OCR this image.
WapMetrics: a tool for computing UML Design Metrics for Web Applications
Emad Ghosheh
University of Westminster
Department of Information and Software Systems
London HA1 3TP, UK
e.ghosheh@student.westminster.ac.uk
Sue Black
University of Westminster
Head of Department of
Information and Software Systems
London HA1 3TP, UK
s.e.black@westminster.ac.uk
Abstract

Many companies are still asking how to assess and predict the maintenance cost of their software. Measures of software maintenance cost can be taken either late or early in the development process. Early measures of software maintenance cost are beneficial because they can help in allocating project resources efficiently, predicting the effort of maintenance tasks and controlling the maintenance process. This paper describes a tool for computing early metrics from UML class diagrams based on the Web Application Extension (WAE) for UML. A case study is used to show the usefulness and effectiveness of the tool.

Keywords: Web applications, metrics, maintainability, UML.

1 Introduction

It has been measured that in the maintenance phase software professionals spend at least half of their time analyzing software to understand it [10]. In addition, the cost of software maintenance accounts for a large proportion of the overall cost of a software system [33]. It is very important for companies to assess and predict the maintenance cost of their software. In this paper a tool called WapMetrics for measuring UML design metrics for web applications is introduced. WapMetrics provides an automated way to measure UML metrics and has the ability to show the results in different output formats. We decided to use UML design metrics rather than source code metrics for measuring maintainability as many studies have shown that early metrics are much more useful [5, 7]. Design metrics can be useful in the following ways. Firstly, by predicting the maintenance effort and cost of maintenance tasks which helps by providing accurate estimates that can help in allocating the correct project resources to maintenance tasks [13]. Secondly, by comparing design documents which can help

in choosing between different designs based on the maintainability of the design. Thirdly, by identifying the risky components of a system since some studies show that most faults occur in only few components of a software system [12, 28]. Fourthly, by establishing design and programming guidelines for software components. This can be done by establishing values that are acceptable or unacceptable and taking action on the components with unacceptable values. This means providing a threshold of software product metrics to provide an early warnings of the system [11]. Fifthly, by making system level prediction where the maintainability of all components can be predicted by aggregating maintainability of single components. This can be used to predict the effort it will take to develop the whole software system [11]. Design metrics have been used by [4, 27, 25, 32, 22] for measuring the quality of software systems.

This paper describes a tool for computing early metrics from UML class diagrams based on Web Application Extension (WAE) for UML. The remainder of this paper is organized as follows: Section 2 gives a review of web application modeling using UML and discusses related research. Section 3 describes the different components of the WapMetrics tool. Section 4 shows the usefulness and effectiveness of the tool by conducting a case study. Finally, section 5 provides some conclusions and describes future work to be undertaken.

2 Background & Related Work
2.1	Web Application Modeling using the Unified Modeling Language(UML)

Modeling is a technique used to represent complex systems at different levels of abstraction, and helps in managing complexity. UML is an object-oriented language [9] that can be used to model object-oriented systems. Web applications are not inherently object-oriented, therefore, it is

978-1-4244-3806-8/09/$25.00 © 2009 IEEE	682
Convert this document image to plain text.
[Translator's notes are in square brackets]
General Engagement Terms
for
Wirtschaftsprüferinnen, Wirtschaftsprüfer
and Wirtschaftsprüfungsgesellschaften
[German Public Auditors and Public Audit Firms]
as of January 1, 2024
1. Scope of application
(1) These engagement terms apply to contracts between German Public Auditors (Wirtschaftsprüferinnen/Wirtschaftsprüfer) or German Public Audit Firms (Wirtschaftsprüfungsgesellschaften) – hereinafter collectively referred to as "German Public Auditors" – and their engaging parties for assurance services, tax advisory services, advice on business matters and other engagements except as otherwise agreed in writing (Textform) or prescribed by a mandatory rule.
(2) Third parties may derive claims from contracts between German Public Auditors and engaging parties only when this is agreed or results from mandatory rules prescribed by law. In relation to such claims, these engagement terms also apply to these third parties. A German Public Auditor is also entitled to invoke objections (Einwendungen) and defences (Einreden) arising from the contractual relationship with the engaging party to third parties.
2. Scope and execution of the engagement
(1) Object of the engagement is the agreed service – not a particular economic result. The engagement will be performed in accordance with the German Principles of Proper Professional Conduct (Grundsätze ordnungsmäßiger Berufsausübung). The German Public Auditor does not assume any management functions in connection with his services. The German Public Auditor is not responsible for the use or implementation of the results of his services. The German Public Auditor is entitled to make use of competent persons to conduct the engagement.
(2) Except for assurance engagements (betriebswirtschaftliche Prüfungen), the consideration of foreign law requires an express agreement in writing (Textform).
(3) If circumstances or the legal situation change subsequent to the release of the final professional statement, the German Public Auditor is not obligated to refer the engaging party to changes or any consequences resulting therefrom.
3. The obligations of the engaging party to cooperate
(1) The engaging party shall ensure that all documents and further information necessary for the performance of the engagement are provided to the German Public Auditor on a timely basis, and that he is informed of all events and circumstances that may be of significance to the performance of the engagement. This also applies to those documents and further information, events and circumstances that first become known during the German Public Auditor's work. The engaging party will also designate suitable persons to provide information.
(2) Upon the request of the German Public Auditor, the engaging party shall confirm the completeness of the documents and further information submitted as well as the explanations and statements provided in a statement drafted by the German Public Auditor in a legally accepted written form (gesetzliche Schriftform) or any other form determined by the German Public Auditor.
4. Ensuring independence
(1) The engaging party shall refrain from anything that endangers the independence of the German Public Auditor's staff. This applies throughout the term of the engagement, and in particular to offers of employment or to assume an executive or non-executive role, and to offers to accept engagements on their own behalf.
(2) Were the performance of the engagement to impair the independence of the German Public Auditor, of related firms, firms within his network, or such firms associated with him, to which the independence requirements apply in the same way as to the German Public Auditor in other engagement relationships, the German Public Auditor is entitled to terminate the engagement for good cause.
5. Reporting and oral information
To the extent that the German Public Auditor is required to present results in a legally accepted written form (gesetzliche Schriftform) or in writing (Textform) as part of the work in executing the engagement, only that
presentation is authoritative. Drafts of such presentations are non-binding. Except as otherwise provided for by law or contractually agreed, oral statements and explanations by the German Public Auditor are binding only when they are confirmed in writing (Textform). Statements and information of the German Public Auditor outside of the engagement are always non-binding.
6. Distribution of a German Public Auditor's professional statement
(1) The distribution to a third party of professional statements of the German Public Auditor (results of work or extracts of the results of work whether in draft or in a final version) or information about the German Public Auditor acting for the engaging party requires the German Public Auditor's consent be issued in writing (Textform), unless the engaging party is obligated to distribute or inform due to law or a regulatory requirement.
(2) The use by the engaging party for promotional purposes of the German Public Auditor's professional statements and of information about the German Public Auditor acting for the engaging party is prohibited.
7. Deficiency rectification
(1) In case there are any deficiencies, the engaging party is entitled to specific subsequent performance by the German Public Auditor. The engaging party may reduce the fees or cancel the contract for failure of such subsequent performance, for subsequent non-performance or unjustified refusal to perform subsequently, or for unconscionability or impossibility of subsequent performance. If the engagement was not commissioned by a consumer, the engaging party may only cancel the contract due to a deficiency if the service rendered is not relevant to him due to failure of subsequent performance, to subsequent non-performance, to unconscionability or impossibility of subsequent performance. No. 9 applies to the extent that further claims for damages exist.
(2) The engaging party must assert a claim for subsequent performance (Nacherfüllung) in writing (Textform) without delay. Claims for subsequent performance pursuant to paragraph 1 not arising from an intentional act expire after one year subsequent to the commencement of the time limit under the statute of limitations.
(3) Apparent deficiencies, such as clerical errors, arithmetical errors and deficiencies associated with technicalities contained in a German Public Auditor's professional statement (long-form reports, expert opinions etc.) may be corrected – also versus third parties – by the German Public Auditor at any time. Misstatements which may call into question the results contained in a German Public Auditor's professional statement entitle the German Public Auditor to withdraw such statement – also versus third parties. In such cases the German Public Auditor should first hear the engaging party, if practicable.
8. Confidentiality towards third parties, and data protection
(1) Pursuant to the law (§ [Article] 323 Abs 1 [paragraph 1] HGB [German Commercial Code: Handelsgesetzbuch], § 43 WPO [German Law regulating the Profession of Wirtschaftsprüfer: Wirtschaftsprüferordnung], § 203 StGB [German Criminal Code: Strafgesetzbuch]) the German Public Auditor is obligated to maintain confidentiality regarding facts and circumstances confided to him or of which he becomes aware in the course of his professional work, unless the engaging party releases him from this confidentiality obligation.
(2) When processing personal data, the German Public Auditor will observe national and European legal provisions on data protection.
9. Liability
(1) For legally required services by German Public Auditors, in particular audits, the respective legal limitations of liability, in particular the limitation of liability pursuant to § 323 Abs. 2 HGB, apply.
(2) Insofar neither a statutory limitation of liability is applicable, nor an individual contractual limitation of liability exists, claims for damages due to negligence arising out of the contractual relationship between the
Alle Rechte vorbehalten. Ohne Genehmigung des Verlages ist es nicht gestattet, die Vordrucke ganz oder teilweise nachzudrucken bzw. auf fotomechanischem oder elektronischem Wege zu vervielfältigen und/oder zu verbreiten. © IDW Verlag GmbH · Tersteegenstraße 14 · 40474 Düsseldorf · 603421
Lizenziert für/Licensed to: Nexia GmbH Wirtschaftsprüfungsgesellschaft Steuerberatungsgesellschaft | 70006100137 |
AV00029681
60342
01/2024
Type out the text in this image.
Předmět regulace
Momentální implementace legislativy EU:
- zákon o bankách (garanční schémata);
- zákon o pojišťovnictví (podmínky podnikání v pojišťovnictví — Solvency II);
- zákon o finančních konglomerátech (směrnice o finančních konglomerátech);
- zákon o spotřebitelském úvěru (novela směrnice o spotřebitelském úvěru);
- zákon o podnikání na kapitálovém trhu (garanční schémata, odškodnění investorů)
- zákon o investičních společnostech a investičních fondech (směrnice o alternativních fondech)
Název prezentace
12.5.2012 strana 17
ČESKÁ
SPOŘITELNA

» Prompt: Every line of the listing that holds "směrnice" should be found and copied.

» Exercise response:
- zákon o finančních konglomerátech (směrnice o finančních konglomerátech);
- zákon o spotřebitelském úvěru (novela směrnice o spotřebitelském úvěru);
- zákon o investičních společnostech a investičních fondech (směrnice o alternativních fondech)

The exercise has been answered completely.